### WORK INSTRUCTIONS
Exactly as they appear, output all of the entries.

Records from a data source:

------

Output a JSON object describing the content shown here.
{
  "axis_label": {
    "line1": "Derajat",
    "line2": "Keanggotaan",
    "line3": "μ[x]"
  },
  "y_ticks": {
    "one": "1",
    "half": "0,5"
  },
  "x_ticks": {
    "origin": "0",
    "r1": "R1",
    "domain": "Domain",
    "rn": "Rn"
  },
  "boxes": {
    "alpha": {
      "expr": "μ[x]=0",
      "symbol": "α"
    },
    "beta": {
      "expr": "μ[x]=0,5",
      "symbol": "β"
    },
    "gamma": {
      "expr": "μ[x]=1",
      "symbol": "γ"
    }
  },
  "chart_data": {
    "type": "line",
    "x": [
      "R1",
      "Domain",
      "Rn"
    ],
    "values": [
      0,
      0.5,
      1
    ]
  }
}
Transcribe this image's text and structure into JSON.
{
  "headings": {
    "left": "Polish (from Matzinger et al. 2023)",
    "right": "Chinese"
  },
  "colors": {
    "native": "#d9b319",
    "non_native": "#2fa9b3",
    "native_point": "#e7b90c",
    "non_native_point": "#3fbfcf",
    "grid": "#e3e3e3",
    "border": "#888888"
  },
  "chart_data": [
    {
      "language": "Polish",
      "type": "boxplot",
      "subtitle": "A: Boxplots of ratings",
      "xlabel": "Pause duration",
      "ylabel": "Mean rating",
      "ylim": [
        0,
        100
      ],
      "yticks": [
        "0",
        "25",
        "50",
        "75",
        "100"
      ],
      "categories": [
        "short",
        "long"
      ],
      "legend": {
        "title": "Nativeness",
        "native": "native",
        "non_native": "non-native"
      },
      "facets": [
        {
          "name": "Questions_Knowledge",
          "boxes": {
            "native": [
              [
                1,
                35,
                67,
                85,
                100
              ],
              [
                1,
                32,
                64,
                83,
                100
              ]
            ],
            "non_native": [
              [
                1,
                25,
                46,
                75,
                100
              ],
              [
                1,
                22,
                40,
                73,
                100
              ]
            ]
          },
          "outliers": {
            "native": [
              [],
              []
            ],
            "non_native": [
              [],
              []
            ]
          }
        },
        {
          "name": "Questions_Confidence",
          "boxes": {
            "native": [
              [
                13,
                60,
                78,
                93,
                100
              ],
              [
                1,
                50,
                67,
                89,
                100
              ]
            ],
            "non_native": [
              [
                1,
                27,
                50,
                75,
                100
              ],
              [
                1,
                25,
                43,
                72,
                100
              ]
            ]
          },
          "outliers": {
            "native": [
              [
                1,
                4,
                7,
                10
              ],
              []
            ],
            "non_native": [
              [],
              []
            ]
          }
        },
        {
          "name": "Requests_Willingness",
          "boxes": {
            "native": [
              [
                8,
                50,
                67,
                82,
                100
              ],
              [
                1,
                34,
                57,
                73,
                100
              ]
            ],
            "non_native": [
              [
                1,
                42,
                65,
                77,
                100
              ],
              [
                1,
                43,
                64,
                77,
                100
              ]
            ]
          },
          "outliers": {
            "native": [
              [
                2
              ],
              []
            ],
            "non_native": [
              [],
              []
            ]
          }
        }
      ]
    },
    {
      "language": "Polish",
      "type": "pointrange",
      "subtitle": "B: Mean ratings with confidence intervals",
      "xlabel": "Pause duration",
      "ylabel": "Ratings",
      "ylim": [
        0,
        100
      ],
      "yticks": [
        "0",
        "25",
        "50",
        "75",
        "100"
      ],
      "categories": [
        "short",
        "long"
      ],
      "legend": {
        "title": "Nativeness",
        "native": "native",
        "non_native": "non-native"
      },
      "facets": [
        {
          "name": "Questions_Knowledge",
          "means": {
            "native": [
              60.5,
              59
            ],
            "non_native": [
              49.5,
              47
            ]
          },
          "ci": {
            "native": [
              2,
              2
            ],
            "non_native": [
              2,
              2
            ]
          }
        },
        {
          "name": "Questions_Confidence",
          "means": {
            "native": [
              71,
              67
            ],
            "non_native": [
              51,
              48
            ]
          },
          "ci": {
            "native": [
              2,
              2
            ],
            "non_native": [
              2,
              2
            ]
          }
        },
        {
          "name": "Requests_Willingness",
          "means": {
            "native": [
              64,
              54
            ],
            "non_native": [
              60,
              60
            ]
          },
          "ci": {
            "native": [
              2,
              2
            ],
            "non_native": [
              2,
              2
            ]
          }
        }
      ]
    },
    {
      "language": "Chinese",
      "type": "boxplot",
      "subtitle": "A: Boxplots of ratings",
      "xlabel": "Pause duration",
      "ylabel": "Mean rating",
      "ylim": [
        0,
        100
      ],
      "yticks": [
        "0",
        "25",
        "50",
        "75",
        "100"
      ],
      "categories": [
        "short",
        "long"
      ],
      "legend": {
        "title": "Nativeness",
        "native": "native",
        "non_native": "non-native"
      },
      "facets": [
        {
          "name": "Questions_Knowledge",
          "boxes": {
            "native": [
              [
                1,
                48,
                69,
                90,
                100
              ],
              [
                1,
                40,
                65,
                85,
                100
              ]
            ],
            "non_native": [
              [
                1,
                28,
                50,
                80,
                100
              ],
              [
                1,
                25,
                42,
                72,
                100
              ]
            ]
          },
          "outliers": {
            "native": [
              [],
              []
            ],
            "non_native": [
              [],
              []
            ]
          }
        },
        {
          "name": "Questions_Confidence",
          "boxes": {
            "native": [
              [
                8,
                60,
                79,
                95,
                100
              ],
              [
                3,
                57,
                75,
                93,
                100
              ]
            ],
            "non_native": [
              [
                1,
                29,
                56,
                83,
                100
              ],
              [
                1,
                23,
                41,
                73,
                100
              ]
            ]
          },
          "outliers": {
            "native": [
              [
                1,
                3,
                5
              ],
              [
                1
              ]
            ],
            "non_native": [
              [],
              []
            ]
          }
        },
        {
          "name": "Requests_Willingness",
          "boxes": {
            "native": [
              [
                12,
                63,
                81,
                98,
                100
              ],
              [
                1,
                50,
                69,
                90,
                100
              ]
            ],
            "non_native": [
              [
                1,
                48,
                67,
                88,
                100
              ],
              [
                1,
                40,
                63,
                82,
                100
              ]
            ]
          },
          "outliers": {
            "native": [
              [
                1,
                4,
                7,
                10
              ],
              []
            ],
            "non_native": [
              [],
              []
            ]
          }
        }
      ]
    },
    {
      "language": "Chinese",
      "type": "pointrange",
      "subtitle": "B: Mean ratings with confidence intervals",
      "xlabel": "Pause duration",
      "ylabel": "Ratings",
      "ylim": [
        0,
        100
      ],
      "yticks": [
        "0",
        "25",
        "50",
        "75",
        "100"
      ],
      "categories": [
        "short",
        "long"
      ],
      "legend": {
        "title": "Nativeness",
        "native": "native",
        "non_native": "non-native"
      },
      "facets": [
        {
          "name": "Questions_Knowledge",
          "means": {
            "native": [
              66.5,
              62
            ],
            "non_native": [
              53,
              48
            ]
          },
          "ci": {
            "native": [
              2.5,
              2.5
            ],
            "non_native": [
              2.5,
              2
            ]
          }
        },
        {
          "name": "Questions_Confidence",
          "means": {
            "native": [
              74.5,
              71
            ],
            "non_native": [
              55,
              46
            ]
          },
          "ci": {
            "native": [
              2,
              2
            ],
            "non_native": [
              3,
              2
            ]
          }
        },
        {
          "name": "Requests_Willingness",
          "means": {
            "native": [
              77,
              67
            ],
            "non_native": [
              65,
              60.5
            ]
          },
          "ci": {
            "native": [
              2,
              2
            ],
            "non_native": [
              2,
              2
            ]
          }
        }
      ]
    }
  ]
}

------

### TASK RESULT
Output a JSON object describing the content shown here.
{
  "axis_label": {
    "line1": "Derajat",
    "line2": "Keanggotaan",
    "line3": "μ[x]"
  },
  "y_ticks": {
    "one": "1",
    "half": "0,5"
  },
  "x_ticks": {
    "origin": "0",
    "r1": "R1",
    "domain": "Domain",
    "rn": "Rn"
  },
  "boxes": {
    "alpha": {
      "expr": "μ[x]=0",
      "symbol": "α"
    },
    "beta": {
      "expr": "μ[x]=0,5",
      "symbol": "β"
    },
    "gamma": {
      "expr": "μ[x]=1",
      "symbol": "γ"
    }
  },
  "chart_data": {
    "type": "line",
    "x": [
      "R1",
      "Domain",
      "Rn"
    ],
    "values": [
      0,
      0.5,
      1
    ]
  }
}
Transcribe this image's text and structure into JSON.
{
  "headings": {
    "left": "Polish (from Matzinger et al. 2023)",
    "right": "Chinese"
  },
  "colors": {
    "native": "#d9b319",
    "non_native": "#2fa9b3",
    "native_point": "#e7b90c",
    "non_native_point": "#3fbfcf",
    "grid": "#e3e3e3",
    "border": "#888888"
  },
  "chart_data": [
    {
      "language": "Polish",
      "type": "boxplot",
      "subtitle": "A: Boxplots of ratings",
      "xlabel": "Pause duration",
      "ylabel": "Mean rating",
      "ylim": [
        0,
        100
      ],
      "yticks": [
        "0",
        "25",
        "50",
        "75",
        "100"
      ],
      "categories": [
        "short",
        "long"
      ],
      "legend": {
        "title": "Nativeness",
        "native": "native",
        "non_native": "non-native"
      },
      "facets": [
        {
          "name": "Questions_Knowledge",
          "boxes": {
            "native": [
              [
                1,
                35,
                67,
                85,
                100
              ],
              [
                1,
                32,
                64,
                83,
                100
              ]
            ],
            "non_native": [
              [
                1,
                25,
                46,
                75,
                100
              ],
              [
                1,
                22,
                40,
                73,
                100
              ]
            ]
          },
          "outliers": {
            "native": [
              [],
              []
            ],
            "non_native": [
              [],
              []
            ]
          }
        },
        {
          "name": "Questions_Confidence",
          "boxes": {
            "native": [
              [
                13,
                60,
                78,
                93,
                100
              ],
              [
                1,
                50,
                67,
                89,
                100
              ]
            ],
            "non_native": [
              [
                1,
                27,
                50,
                75,
                100
              ],
              [
                1,
                25,
                43,
                72,
                100
              ]
            ]
          },
          "outliers": {
            "native": [
              [
                1,
                4,
                7,
                10
              ],
              []
            ],
            "non_native": [
              [],
              []
            ]
          }
        },
        {
          "name": "Requests_Willingness",
          "boxes": {
            "native": [
              [
                8,
                50,
                67,
                82,
                100
              ],
              [
                1,
                34,
                57,
                73,
                100
              ]
            ],
            "non_native": [
              [
                1,
                42,
                65,
                77,
                100
              ],
              [
                1,
                43,
                64,
                77,
                100
              ]
            ]
          },
          "outliers": {
            "native": [
              [
                2
              ],
              []
            ],
            "non_native": [
              [],
              []
            ]
          }
        }
      ]
    },
    {
      "language": "Polish",
      "type": "pointrange",
      "subtitle": "B: Mean ratings with confidence intervals",
      "xlabel": "Pause duration",
      "ylabel": "Ratings",
      "ylim": [
        0,
        100
      ],
      "yticks": [
        "0",
        "25",
        "50",
        "75",
        "100"
      ],
      "categories": [
        "short",
        "long"
      ],
      "legend": {
        "title": "Nativeness",
        "native": "native",
        "non_native": "non-native"
      },
      "facets": [
        {
          "name": "Questions_Knowledge",
          "means": {
            "native": [
              60.5,
              59
            ],
            "non_native": [
              49.5,
              47
            ]
          },
          "ci": {
            "native": [
              2,
              2
            ],
            "non_native": [
              2,
              2
            ]
          }
        },
        {
          "name": "Questions_Confidence",
          "means": {
            "native": [
              71,
              67
            ],
            "non_native": [
              51,
              48
            ]
          },
          "ci": {
            "native": [
              2,
              2
            ],
            "non_native": [
              2,
              2
            ]
          }
        },
        {
          "name": "Requests_Willingness",
          "means": {
            "native": [
              64,
              54
            ],
            "non_native": [
              60,
              60
            ]
          },
          "ci": {
            "native": [
              2,
              2
            ],
            "non_native": [
              2,
              2
            ]
          }
        }
      ]
    },
    {
      "language": "Chinese",
      "type": "boxplot",
      "subtitle": "A: Boxplots of ratings",
      "xlabel": "Pause duration",
      "ylabel": "Mean rating",
      "ylim": [
        0,
        100
      ],
      "yticks": [
        "0",
        "25",
        "50",
        "75",
        "100"
      ],
      "categories": [
        "short",
        "long"
      ],
      "legend": {
        "title": "Nativeness",
        "native": "native",
        "non_native": "non-native"
      },
      "facets": [
        {
          "name": "Questions_Knowledge",
          "boxes": {
            "native": [
              [
                1,
                48,
                69,
                90,
                100
              ],
              [
                1,
                40,
                65,
                85,
                100
              ]
            ],
            "non_native": [
              [
                1,
                28,
                50,
                80,
                100
              ],
              [
                1,
                25,
                42,
                72,
                100
              ]
            ]
          },
          "outliers": {
            "native": [
              [],
              []
            ],
            "non_native": [
              [],
              []
            ]
          }
        },
        {
          "name": "Questions_Confidence",
          "boxes": {
            "native": [
              [
                8,
                60,
                79,
                95,
                100
              ],
              [
                3,
                57,
                75,
                93,
                100
              ]
            ],
            "non_native": [
              [
                1,
                29,
                56,
                83,
                100
              ],
              [
                1,
                23,
                41,
                73,
                100
              ]
            ]
          },
          "outliers": {
            "native": [
              [
                1,
                3,
                5
              ],
              [
                1
              ]
            ],
            "non_native": [
              [],
              []
            ]
          }
        },
        {
          "name": "Requests_Willingness",
          "boxes": {
            "native": [
              [
                12,
                63,
                81,
                98,
                100
              ],
              [
                1,
                50,
                69,
                90,
                100
              ]
            ],
            "non_native": [
              [
                1,
                48,
                67,
                88,
                100
              ],
              [
                1,
                40,
                63,
                82,
                100
              ]
            ]
          },
          "outliers": {
            "native": [
              [
                1,
                4,
                7,
                10
              ],
              []
            ],
            "non_native": [
              [],
              []
            ]
          }
        }
      ]
    },
    {
      "language": "Chinese",
      "type": "pointrange",
      "subtitle": "B: Mean ratings with confidence intervals",
      "xlabel": "Pause duration",
      "ylabel": "Ratings",
      "ylim": [
        0,
        100
      ],
      "yticks": [
        "0",
        "25",
        "50",
        "75",
        "100"
      ],
      "categories": [
        "short",
        "long"
      ],
      "legend": {
        "title": "Nativeness",
        "native": "native",
        "non_native": "non-native"
      },
      "facets": [
        {
          "name": "Questions_Knowledge",
          "means": {
            "native": [
              66.5,
              62
            ],
            "non_native": [
              53,
              48
            ]
          },
          "ci": {
            "native": [
              2.5,
              2.5
            ],
            "non_native": [
              2.5,
              2
            ]
          }
        },
        {
          "name": "Questions_Confidence",
          "means": {
            "native": [
              74.5,
              71
            ],
            "non_native": [
              55,
              46
            ]
          },
          "ci": {
            "native": [
              2,
              2
            ],
            "non_native": [
              3,
              2
            ]
          }
        },
        {
          "name": "Requests_Willingness",
          "means": {
            "native": [
              77,
              67
            ],
            "non_native": [
              65,
              60.5
            ]
          },
          "ci": {
            "native": [
              2,
              2
            ],
            "non_native": [
              2,
              2
            ]
          }
        }
      ]
    }
  ]
}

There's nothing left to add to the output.